#### TO BE DONE
Of all the lines in these entries, how many contain the string "Обеспеченность"? Give only that count.

----------------

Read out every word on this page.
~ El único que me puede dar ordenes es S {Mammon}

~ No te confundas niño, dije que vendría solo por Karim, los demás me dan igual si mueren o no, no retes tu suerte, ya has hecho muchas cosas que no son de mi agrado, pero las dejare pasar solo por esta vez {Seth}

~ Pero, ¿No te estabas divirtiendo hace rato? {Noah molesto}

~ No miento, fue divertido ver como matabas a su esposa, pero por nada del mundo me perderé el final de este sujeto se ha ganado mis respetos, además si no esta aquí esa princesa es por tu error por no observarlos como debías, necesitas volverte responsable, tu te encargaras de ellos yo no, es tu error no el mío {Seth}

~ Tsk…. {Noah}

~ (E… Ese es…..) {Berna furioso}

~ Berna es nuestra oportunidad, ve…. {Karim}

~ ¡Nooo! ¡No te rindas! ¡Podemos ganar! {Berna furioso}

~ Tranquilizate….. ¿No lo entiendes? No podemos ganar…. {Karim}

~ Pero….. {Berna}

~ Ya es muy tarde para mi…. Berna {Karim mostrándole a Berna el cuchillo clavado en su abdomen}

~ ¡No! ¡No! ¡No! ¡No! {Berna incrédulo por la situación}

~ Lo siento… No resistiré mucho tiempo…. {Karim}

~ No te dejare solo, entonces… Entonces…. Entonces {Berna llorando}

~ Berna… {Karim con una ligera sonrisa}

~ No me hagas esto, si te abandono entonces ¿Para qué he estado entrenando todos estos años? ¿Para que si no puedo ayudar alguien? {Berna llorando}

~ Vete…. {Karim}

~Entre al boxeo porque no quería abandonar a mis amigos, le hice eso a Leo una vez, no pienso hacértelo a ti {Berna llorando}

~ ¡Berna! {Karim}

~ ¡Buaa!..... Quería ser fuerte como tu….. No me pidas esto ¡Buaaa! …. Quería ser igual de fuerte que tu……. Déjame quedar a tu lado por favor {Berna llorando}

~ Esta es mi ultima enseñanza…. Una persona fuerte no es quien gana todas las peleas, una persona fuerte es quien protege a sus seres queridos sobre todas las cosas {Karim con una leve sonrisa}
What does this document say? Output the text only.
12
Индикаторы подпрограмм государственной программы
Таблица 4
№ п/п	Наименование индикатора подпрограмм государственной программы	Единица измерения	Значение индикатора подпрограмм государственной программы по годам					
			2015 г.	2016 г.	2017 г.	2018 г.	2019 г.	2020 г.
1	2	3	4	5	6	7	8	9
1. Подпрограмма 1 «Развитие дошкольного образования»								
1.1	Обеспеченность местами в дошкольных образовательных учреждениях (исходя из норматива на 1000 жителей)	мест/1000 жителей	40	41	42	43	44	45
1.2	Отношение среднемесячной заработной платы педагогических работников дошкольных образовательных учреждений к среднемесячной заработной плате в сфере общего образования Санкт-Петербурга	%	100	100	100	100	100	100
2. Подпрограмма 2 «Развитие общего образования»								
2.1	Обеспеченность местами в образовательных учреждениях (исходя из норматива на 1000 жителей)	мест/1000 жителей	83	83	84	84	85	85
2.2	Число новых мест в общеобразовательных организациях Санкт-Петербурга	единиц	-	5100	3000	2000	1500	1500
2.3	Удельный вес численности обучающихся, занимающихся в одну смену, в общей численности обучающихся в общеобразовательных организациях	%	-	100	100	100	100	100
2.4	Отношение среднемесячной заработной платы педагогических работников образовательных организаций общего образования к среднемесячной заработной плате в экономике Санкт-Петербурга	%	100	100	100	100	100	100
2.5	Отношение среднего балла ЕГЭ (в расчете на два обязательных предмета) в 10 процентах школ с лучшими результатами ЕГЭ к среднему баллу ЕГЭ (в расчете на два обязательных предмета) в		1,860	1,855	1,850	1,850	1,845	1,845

----------------

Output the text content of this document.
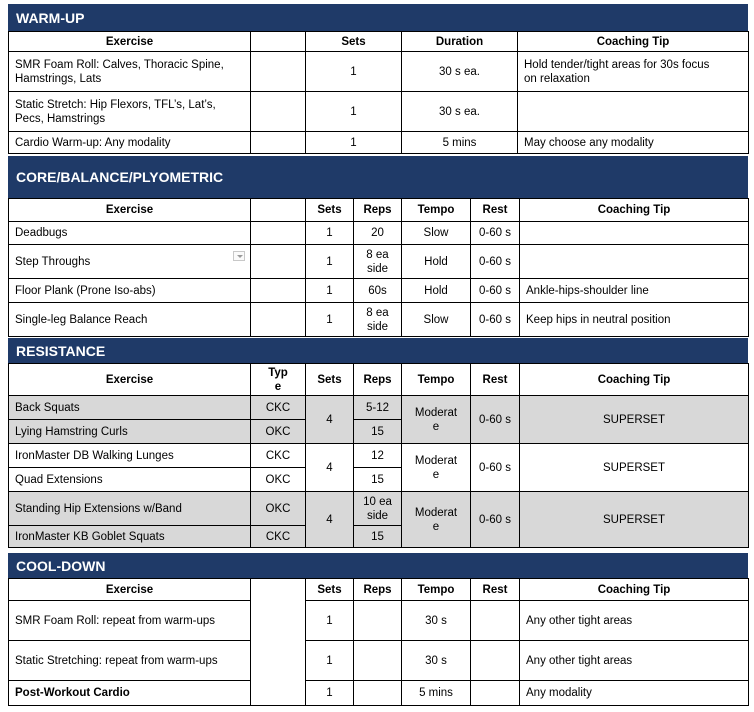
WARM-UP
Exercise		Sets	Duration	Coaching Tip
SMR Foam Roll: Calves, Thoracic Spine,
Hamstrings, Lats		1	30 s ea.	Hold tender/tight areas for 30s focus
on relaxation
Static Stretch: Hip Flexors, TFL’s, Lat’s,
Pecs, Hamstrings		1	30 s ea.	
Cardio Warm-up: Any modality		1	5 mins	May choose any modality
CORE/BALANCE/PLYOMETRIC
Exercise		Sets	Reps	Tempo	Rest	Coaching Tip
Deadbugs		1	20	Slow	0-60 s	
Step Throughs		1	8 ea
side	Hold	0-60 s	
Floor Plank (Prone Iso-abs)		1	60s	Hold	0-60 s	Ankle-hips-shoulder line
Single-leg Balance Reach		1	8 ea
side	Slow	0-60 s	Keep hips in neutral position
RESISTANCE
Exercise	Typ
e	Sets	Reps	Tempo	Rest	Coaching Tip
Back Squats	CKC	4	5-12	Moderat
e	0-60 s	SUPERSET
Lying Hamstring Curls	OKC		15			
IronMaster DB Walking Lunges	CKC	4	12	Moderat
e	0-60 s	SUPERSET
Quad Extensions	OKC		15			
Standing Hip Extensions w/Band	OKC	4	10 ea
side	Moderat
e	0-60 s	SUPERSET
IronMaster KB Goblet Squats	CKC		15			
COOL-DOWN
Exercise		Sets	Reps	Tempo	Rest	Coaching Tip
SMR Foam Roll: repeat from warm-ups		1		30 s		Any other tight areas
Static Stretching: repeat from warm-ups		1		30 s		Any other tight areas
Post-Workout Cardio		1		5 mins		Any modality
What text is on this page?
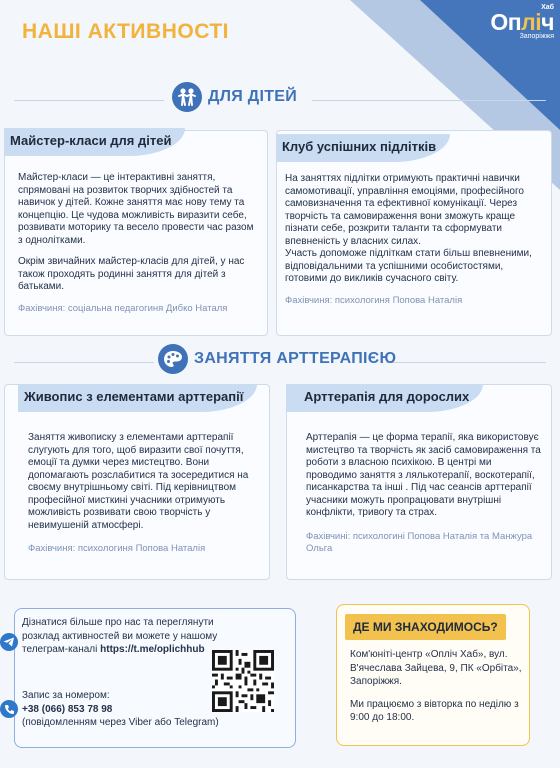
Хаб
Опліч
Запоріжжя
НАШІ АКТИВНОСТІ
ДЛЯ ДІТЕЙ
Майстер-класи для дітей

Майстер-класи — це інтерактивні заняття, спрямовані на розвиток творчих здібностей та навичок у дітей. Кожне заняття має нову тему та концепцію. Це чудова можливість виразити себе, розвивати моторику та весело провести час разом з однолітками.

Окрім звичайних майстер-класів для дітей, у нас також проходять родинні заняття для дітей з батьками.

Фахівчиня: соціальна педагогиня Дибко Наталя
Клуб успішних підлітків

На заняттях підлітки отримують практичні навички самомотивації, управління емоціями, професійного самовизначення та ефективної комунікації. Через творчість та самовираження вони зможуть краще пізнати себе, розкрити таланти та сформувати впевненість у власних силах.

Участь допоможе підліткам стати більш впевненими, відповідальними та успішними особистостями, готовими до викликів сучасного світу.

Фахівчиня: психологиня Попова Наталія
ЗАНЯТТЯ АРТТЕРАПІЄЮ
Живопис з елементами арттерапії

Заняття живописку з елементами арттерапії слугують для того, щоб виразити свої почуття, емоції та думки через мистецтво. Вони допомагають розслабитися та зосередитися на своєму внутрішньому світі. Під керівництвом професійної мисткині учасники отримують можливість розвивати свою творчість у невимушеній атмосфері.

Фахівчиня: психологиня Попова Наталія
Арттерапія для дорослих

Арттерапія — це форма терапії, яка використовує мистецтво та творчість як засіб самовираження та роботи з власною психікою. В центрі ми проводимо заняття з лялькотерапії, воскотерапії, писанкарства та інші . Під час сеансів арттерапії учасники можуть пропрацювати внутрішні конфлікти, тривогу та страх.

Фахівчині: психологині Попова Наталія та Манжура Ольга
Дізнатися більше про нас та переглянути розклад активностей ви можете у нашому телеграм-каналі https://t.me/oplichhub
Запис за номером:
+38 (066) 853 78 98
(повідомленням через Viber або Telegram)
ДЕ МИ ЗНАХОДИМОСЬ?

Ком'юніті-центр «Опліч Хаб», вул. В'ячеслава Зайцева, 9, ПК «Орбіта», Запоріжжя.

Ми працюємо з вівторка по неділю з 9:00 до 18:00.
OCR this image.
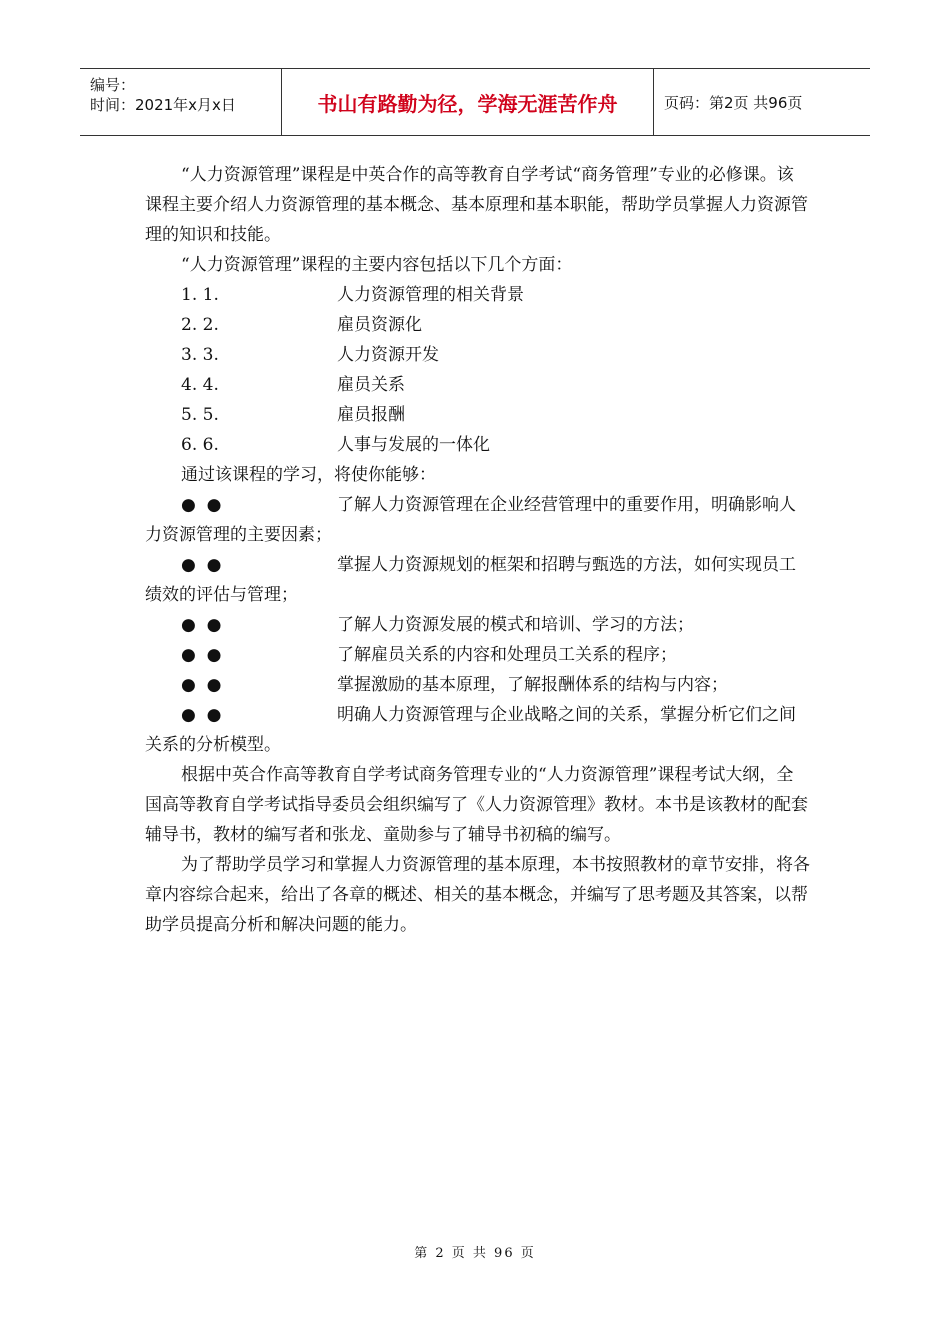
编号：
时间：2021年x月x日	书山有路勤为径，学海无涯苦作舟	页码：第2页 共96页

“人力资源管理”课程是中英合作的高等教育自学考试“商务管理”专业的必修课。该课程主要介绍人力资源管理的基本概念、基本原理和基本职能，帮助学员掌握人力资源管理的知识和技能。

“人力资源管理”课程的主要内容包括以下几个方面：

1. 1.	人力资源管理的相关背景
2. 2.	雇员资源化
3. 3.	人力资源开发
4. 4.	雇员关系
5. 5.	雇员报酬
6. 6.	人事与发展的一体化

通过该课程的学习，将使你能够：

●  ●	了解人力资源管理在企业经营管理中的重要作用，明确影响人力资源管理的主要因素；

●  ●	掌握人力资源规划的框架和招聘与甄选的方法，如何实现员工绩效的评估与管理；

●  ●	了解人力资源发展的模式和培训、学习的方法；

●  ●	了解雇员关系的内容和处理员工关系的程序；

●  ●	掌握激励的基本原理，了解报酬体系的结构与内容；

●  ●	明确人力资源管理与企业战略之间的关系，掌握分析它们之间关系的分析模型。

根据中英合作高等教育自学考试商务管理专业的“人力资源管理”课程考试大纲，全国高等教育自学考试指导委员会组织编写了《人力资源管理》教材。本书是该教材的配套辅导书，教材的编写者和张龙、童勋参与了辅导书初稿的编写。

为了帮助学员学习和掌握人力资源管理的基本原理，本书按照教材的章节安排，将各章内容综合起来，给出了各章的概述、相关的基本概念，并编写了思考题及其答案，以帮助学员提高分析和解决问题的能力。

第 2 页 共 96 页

----------------

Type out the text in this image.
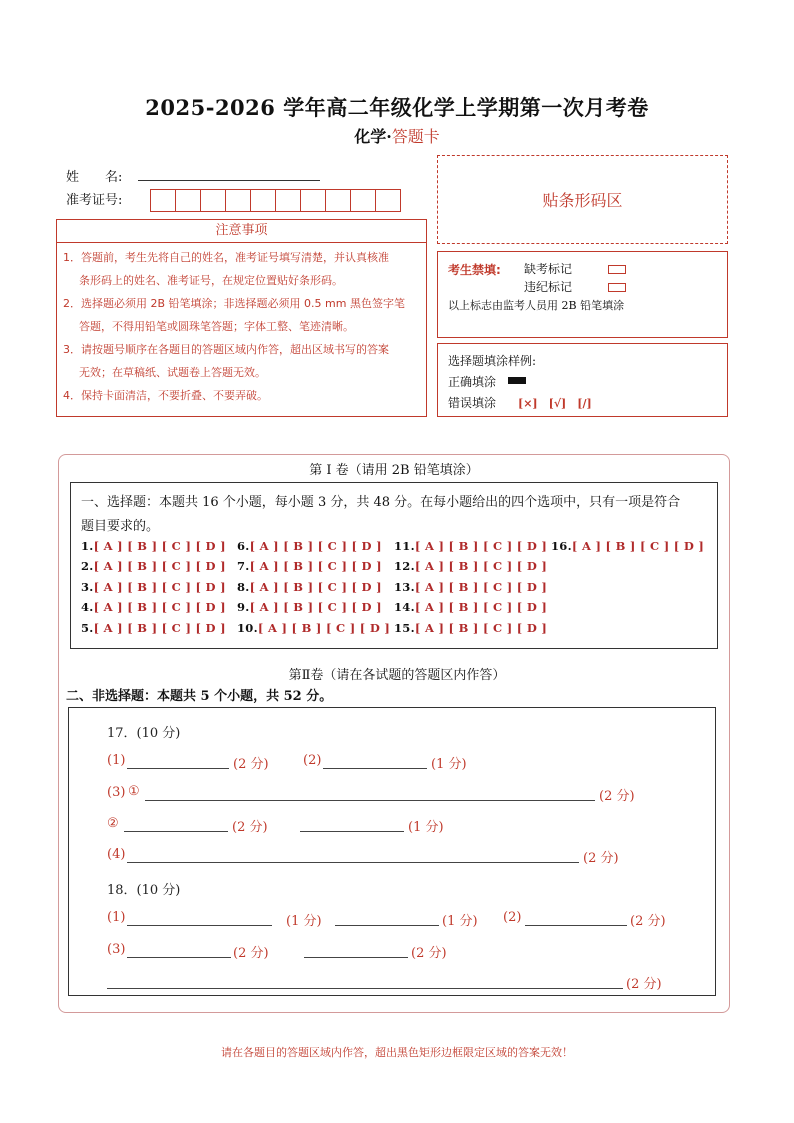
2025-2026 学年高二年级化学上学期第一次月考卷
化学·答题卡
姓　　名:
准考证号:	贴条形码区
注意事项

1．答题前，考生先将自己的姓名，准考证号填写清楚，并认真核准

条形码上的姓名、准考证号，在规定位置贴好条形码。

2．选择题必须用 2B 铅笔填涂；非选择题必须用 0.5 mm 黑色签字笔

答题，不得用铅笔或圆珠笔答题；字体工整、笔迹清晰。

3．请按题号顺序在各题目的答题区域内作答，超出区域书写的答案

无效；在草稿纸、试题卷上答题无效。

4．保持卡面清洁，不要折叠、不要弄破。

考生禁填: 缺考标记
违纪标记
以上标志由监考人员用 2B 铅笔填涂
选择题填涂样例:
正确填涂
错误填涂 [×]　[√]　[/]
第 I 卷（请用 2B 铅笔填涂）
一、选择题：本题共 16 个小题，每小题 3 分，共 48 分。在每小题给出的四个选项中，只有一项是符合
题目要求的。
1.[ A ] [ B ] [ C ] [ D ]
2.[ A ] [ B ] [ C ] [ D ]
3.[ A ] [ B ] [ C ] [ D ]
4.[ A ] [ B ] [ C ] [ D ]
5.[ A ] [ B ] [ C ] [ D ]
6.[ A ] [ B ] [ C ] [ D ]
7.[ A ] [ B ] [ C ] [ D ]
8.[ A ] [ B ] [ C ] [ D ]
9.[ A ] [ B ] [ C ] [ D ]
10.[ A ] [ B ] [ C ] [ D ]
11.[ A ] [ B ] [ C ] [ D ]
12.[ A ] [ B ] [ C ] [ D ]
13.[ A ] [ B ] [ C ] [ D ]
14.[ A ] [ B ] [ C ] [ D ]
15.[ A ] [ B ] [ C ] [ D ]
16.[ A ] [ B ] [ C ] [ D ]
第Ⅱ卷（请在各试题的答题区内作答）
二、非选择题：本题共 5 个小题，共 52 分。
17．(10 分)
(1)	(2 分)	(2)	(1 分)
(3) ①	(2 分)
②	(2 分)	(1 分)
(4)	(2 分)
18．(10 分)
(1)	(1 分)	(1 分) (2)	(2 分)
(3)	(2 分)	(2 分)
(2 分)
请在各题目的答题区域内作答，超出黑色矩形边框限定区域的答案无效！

----------------

#### THE REPLY
2